* _Exercise inputs_
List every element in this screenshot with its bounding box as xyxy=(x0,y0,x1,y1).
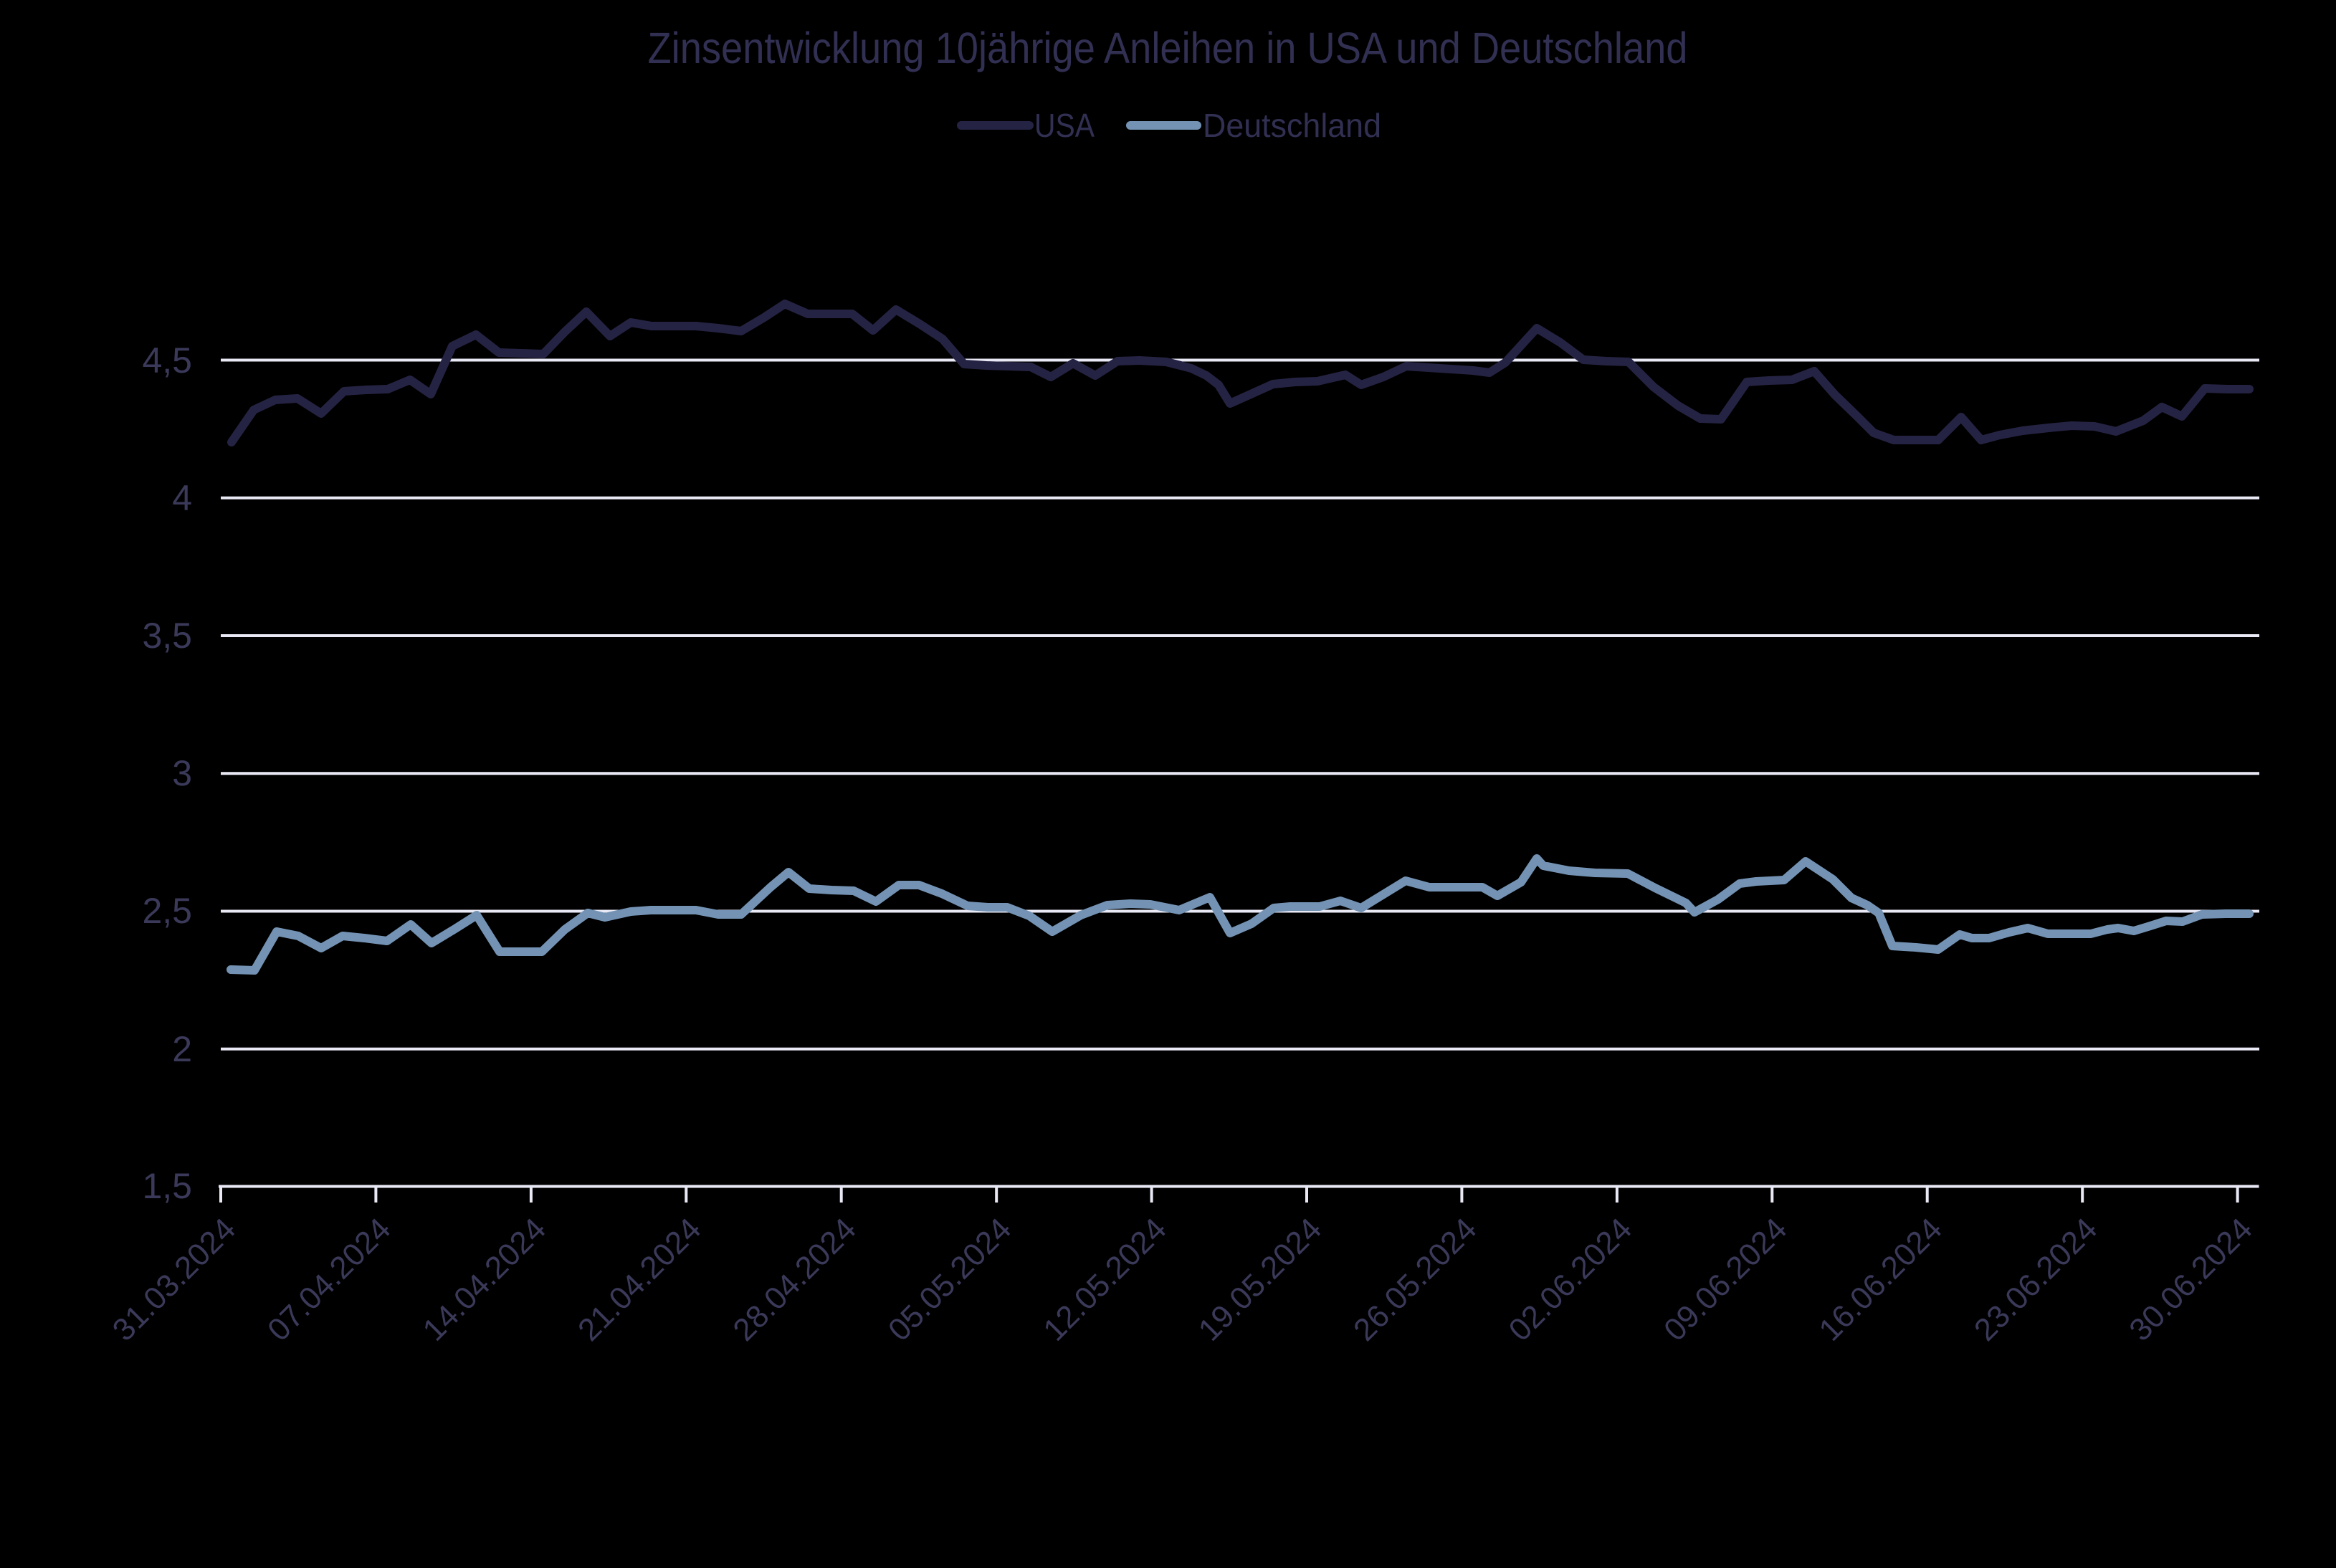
...
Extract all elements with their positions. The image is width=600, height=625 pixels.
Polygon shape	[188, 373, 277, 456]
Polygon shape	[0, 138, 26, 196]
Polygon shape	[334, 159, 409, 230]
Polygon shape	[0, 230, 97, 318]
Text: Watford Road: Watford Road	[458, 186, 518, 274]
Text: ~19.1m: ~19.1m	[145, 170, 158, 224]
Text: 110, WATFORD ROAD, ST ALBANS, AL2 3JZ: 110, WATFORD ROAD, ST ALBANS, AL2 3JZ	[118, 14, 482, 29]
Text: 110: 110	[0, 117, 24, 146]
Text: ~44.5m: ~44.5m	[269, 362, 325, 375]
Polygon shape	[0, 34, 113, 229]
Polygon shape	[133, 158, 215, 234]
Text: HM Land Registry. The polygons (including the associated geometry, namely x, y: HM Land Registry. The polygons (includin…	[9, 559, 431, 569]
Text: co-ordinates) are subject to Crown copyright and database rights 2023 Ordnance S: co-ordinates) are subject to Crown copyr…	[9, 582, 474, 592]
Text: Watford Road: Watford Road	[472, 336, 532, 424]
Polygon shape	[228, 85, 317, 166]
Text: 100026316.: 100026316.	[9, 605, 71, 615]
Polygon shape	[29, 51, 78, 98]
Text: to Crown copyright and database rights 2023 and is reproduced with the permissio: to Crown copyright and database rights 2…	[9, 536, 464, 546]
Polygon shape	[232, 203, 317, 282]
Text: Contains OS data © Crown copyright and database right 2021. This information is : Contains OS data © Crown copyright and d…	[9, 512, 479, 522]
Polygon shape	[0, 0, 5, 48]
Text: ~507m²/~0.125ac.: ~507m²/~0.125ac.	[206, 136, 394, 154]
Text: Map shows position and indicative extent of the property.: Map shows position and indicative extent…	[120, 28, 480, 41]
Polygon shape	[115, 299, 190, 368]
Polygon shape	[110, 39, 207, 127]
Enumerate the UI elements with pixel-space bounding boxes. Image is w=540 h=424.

* _Problem to solve_
Starting at the line containing "Extract all elements" and ending at the line containing "117, 24, 146]", lay out that data as a two-column CSV with the columns instruction and response. Use one row for each request, put its text and its answer each in a single quoted field, and turn line breaks into spaces.

* _Solution below_
instruction,response
"Extract all elements with their positions. The image is width=600, height=625 pixels.","Polygon shape	[188, 373, 277, 456] Polygon shape	[0, 138, 26, 196] Polygon shape	[334, 159, 409, 230] Polygon shape	[0, 230, 97, 318] Text: Watford Road: Watford Road	[458, 186, 518, 274] Text: ~19.1m: ~19.1m	[145, 170, 158, 224] Text: 110, WATFORD ROAD, ST ALBANS, AL2 3JZ: 110, WATFORD ROAD, ST ALBANS, AL2 3JZ	[118, 14, 482, 29] Text: 110: 110	[0, 117, 24, 146]"